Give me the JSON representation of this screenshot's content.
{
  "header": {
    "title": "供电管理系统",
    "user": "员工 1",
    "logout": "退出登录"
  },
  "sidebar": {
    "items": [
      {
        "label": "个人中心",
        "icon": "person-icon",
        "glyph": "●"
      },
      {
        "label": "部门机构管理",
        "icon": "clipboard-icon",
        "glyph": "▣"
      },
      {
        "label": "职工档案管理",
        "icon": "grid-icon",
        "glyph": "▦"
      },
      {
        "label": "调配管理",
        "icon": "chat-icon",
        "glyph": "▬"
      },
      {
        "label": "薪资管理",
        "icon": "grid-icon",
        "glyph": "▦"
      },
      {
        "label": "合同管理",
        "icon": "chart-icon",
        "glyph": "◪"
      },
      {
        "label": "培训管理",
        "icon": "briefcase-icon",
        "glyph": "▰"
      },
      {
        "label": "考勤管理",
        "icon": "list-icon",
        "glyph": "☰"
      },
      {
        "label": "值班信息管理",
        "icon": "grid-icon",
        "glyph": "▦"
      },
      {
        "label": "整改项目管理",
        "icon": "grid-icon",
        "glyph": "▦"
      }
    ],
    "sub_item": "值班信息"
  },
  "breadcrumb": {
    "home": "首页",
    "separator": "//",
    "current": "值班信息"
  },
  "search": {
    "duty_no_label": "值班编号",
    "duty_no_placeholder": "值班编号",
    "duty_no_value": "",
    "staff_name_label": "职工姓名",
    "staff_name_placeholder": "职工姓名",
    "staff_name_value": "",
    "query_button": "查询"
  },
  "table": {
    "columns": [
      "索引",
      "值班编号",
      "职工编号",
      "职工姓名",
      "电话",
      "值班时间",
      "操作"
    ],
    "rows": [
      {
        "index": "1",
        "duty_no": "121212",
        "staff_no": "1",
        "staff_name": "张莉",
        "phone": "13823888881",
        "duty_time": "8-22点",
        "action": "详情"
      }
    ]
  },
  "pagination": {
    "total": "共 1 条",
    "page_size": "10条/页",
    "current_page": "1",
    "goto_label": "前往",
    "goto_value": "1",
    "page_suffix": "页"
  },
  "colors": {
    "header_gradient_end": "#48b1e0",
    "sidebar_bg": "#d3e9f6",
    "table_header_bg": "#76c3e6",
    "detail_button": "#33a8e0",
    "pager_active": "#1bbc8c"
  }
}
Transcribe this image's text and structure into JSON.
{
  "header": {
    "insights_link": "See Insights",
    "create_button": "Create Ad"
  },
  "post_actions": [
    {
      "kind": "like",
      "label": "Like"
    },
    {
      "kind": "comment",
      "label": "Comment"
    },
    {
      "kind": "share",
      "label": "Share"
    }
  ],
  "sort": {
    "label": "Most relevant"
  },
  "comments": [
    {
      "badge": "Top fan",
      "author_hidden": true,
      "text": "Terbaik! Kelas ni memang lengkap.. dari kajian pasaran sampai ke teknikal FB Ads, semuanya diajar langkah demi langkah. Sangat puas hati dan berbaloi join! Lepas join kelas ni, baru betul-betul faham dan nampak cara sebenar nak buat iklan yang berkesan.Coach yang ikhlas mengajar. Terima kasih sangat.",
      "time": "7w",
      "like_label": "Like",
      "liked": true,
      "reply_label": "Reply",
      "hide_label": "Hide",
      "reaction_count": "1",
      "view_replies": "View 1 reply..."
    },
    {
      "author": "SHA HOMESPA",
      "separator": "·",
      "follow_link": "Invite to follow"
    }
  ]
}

====

Your task is to extract the lines running from the one with "Transcribe this image's" to the end of the material, inclusive, copying each exactly and adding nothing.

*Problem solution*
Transcribe this image's text and structure into JSON.
{
  "header": {
    "insights_link": "See Insights",
    "create_button": "Create Ad"
  },
  "post_actions": [
    {
      "kind": "like",
      "label": "Like"
    },
    {
      "kind": "comment",
      "label": "Comment"
    },
    {
      "kind": "share",
      "label": "Share"
    }
  ],
  "sort": {
    "label": "Most relevant"
  },
  "comments": [
    {
      "badge": "Top fan",
      "author_hidden": true,
      "text": "Terbaik! Kelas ni memang lengkap.. dari kajian pasaran sampai ke teknikal FB Ads, semuanya diajar langkah demi langkah. Sangat puas hati dan berbaloi join! Lepas join kelas ni, baru betul-betul faham dan nampak cara sebenar nak buat iklan yang berkesan.Coach yang ikhlas mengajar. Terima kasih sangat.",
      "time": "7w",
      "like_label": "Like",
      "liked": true,
      "reply_label": "Reply",
      "hide_label": "Hide",
      "reaction_count": "1",
      "view_replies": "View 1 reply..."
    },
    {
      "author": "SHA HOMESPA",
      "separator": "·",
      "follow_link": "Invite to follow"
    }
  ]
}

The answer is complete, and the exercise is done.